= What to produce =
Only lines with the word "title" are needed; collect each of them from the listing below.

= Task data =
— START —

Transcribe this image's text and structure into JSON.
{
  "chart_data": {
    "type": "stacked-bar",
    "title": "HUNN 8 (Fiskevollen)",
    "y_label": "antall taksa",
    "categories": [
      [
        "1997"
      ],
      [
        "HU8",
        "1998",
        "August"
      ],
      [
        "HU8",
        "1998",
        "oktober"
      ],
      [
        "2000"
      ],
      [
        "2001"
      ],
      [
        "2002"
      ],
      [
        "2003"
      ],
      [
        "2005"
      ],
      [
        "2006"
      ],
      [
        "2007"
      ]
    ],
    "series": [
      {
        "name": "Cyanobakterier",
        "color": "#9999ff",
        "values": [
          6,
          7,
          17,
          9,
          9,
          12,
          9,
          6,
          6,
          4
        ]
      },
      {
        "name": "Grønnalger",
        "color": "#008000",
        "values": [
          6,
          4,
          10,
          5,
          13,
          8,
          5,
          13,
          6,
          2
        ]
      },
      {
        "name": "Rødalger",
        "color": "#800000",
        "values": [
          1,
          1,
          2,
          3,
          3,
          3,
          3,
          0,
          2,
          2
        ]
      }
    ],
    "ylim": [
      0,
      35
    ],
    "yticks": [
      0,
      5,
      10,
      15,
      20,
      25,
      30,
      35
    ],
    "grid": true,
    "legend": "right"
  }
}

— END —
— START —

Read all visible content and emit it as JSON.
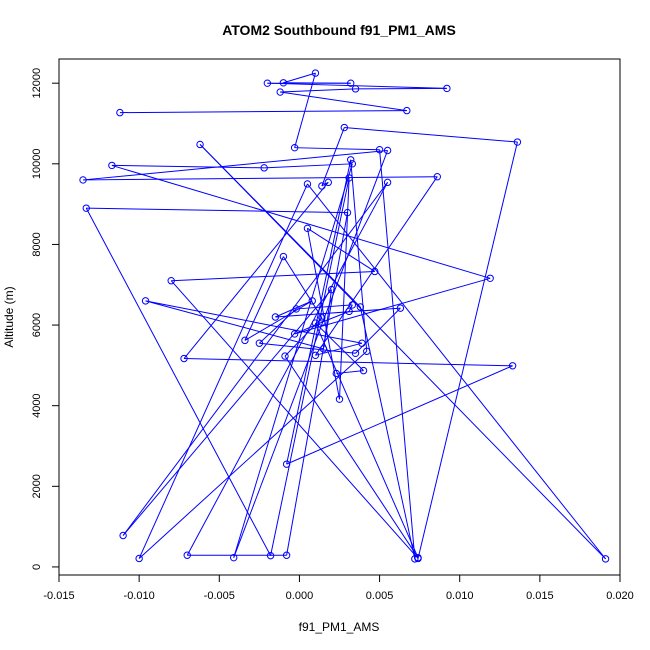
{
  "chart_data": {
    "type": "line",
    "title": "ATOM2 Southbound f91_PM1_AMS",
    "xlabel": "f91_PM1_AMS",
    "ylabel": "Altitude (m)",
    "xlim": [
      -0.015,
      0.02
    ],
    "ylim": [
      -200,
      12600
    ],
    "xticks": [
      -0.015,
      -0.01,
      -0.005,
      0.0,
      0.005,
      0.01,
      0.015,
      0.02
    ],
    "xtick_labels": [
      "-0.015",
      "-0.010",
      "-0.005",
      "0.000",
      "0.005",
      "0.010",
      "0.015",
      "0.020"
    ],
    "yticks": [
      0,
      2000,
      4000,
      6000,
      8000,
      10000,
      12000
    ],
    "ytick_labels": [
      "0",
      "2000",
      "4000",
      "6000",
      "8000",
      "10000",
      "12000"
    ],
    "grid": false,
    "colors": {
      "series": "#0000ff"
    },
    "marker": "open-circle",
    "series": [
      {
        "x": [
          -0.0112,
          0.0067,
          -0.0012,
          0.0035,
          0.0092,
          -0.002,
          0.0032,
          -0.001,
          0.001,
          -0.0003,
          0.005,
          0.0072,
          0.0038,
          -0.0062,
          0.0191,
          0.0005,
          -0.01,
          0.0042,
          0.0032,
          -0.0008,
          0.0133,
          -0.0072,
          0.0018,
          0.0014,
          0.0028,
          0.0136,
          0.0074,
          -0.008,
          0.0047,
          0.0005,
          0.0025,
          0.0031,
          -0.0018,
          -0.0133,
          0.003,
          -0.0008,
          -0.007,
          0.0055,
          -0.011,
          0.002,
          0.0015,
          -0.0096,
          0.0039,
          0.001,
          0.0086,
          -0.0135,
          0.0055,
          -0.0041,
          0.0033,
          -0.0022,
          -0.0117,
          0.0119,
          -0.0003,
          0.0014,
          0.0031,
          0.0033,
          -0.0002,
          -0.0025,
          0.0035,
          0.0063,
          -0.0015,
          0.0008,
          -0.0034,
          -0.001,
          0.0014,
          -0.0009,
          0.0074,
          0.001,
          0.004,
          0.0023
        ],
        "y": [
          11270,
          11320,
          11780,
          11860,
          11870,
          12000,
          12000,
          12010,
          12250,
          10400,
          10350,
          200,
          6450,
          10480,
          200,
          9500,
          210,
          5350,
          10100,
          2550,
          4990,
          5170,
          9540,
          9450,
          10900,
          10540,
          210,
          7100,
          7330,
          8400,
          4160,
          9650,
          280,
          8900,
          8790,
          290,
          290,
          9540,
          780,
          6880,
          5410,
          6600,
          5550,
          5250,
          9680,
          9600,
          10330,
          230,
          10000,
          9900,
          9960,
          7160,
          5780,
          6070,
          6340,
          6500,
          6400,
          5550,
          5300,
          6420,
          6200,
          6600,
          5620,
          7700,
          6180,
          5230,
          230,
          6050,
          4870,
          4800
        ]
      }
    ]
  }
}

— END —

= Task output =
    "title": "HUNN 8 (Fiskevollen)",
    "title": "ATOM2 Southbound f91_PM1_AMS",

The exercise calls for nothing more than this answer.